--- Start of Rows ---

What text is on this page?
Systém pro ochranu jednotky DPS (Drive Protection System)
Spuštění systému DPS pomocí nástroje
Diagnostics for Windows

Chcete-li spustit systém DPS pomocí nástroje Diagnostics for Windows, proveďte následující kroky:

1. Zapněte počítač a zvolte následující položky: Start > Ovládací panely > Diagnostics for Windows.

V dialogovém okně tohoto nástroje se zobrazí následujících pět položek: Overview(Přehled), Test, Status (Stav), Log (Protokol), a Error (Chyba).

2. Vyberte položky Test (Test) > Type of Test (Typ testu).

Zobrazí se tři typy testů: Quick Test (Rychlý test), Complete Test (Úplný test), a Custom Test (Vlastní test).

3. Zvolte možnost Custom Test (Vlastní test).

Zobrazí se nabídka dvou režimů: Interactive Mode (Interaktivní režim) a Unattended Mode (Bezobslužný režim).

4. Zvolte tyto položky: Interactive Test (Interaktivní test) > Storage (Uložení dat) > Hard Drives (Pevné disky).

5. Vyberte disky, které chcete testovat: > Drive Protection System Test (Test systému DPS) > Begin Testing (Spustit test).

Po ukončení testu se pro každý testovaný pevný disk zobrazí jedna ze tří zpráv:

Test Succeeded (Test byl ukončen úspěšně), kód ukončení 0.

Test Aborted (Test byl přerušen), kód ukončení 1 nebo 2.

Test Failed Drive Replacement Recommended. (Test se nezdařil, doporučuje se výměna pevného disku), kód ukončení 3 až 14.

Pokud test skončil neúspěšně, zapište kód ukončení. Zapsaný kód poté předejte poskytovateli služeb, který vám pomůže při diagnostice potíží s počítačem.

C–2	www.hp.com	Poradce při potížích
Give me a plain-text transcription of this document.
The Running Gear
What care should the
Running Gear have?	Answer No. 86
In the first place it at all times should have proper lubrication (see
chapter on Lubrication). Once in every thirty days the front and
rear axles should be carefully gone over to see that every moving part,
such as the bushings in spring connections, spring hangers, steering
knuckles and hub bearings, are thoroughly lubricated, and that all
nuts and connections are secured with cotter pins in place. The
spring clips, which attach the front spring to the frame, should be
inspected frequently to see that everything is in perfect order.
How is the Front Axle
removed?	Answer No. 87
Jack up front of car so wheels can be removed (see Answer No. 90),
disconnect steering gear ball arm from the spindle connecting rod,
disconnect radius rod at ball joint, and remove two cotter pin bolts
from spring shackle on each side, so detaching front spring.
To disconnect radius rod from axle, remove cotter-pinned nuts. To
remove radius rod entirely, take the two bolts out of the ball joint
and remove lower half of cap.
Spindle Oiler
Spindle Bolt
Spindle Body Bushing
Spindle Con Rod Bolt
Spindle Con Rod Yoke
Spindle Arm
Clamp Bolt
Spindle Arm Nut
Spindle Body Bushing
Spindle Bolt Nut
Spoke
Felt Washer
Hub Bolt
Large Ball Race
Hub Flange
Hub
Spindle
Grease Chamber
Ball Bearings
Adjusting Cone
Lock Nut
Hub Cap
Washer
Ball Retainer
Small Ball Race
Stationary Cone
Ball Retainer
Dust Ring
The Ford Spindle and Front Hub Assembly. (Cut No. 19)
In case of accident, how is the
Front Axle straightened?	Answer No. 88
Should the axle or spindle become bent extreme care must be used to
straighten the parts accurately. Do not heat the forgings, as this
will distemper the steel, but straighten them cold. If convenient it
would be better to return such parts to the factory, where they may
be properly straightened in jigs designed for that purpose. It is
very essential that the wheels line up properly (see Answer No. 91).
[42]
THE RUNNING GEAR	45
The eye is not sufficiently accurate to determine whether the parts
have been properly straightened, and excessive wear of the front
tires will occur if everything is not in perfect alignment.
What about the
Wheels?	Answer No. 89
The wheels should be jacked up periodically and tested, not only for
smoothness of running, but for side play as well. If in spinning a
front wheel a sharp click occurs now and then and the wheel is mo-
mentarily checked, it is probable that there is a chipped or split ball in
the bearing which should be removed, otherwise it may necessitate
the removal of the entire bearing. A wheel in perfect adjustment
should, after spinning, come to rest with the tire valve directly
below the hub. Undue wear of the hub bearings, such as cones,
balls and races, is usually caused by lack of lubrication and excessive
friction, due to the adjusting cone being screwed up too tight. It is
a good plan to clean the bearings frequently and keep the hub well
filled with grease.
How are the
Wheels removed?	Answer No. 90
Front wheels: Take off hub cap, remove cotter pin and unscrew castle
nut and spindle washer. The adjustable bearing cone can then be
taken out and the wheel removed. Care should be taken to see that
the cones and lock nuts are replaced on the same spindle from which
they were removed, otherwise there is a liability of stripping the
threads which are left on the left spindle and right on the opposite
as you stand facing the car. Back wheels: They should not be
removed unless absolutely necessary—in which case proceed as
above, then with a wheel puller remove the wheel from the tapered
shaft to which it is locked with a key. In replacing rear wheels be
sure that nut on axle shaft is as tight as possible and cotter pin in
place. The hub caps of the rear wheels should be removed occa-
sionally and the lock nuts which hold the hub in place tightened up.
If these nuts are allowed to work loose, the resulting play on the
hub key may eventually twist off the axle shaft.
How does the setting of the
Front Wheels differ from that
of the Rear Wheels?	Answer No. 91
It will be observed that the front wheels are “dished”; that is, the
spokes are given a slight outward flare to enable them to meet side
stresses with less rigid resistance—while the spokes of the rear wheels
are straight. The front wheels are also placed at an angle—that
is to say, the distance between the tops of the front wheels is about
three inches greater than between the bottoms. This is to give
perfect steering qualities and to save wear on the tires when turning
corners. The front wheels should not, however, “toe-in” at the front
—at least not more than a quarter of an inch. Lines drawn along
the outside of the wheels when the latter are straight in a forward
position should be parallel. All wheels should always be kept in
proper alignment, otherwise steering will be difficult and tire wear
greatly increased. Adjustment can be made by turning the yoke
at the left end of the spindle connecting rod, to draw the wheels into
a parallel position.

--- End of Rows ---

▶ Written problem
Reproduce the material exactly, with every line intact.

▶ Written response
What text is on this page?
Systém pro ochranu jednotky DPS (Drive Protection System)
Spuštění systému DPS pomocí nástroje
Diagnostics for Windows

Chcete-li spustit systém DPS pomocí nástroje Diagnostics for Windows, proveďte následující kroky:

1. Zapněte počítač a zvolte následující položky: Start > Ovládací panely > Diagnostics for Windows.

V dialogovém okně tohoto nástroje se zobrazí následujících pět položek: Overview(Přehled), Test, Status (Stav), Log (Protokol), a Error (Chyba).

2. Vyberte položky Test (Test) > Type of Test (Typ testu).

Zobrazí se tři typy testů: Quick Test (Rychlý test), Complete Test (Úplný test), a Custom Test (Vlastní test).

3. Zvolte možnost Custom Test (Vlastní test).

Zobrazí se nabídka dvou režimů: Interactive Mode (Interaktivní režim) a Unattended Mode (Bezobslužný režim).

4. Zvolte tyto položky: Interactive Test (Interaktivní test) > Storage (Uložení dat) > Hard Drives (Pevné disky).

5. Vyberte disky, které chcete testovat: > Drive Protection System Test (Test systému DPS) > Begin Testing (Spustit test).

Po ukončení testu se pro každý testovaný pevný disk zobrazí jedna ze tří zpráv:

Test Succeeded (Test byl ukončen úspěšně), kód ukončení 0.

Test Aborted (Test byl přerušen), kód ukončení 1 nebo 2.

Test Failed Drive Replacement Recommended. (Test se nezdařil, doporučuje se výměna pevného disku), kód ukončení 3 až 14.

Pokud test skončil neúspěšně, zapište kód ukončení. Zapsaný kód poté předejte poskytovateli služeb, který vám pomůže při diagnostice potíží s počítačem.

C–2	www.hp.com	Poradce při potížích
Give me a plain-text transcription of this document.
The Running Gear
What care should the
Running Gear have?	Answer No. 86
In the first place it at all times should have proper lubrication (see
chapter on Lubrication). Once in every thirty days the front and
rear axles should be carefully gone over to see that every moving part,
such as the bushings in spring connections, spring hangers, steering
knuckles and hub bearings, are thoroughly lubricated, and that all
nuts and connections are secured with cotter pins in place. The
spring clips, which attach the front spring to the frame, should be
inspected frequently to see that everything is in perfect order.
How is the Front Axle
removed?	Answer No. 87
Jack up front of car so wheels can be removed (see Answer No. 90),
disconnect steering gear ball arm from the spindle connecting rod,
disconnect radius rod at ball joint, and remove two cotter pin bolts
from spring shackle on each side, so detaching front spring.
To disconnect radius rod from axle, remove cotter-pinned nuts. To
remove radius rod entirely, take the two bolts out of the ball joint
and remove lower half of cap.
Spindle Oiler
Spindle Bolt
Spindle Body Bushing
Spindle Con Rod Bolt
Spindle Con Rod Yoke
Spindle Arm
Clamp Bolt
Spindle Arm Nut
Spindle Body Bushing
Spindle Bolt Nut
Spoke
Felt Washer
Hub Bolt
Large Ball Race
Hub Flange
Hub
Spindle
Grease Chamber
Ball Bearings
Adjusting Cone
Lock Nut
Hub Cap
Washer
Ball Retainer
Small Ball Race
Stationary Cone
Ball Retainer
Dust Ring
The Ford Spindle and Front Hub Assembly. (Cut No. 19)
In case of accident, how is the
Front Axle straightened?	Answer No. 88
Should the axle or spindle become bent extreme care must be used to
straighten the parts accurately. Do not heat the forgings, as this
will distemper the steel, but straighten them cold. If convenient it
would be better to return such parts to the factory, where they may
be properly straightened in jigs designed for that purpose. It is
very essential that the wheels line up properly (see Answer No. 91).
[42]
THE RUNNING GEAR	45
The eye is not sufficiently accurate to determine whether the parts
have been properly straightened, and excessive wear of the front
tires will occur if everything is not in perfect alignment.
What about the
Wheels?	Answer No. 89
The wheels should be jacked up periodically and tested, not only for
smoothness of running, but for side play as well. If in spinning a
front wheel a sharp click occurs now and then and the wheel is mo-
mentarily checked, it is probable that there is a chipped or split ball in
the bearing which should be removed, otherwise it may necessitate
the removal of the entire bearing. A wheel in perfect adjustment
should, after spinning, come to rest with the tire valve directly
below the hub. Undue wear of the hub bearings, such as cones,
balls and races, is usually caused by lack of lubrication and excessive
friction, due to the adjusting cone being screwed up too tight. It is
a good plan to clean the bearings frequently and keep the hub well
filled with grease.
How are the
Wheels removed?	Answer No. 90
Front wheels: Take off hub cap, remove cotter pin and unscrew castle
nut and spindle washer. The adjustable bearing cone can then be
taken out and the wheel removed. Care should be taken to see that
the cones and lock nuts are replaced on the same spindle from which
they were removed, otherwise there is a liability of stripping the
threads which are left on the left spindle and right on the opposite
as you stand facing the car. Back wheels: They should not be
removed unless absolutely necessary—in which case proceed as
above, then with a wheel puller remove the wheel from the tapered
shaft to which it is locked with a key. In replacing rear wheels be
sure that nut on axle shaft is as tight as possible and cotter pin in
place. The hub caps of the rear wheels should be removed occa-
sionally and the lock nuts which hold the hub in place tightened up.
If these nuts are allowed to work loose, the resulting play on the
hub key may eventually twist off the axle shaft.
How does the setting of the
Front Wheels differ from that
of the Rear Wheels?	Answer No. 91
It will be observed that the front wheels are “dished”; that is, the
spokes are given a slight outward flare to enable them to meet side
stresses with less rigid resistance—while the spokes of the rear wheels
are straight. The front wheels are also placed at an angle—that
is to say, the distance between the tops of the front wheels is about
three inches greater than between the bottoms. This is to give
perfect steering qualities and to save wear on the tires when turning
corners. The front wheels should not, however, “toe-in” at the front
—at least not more than a quarter of an inch. Lines drawn along
the outside of the wheels when the latter are straight in a forward
position should be parallel. All wheels should always be kept in
proper alignment, otherwise steering will be difficult and tire wear
greatly increased. Adjustment can be made by turning the yoke
at the left end of the spindle connecting rod, to draw the wheels into
a parallel position.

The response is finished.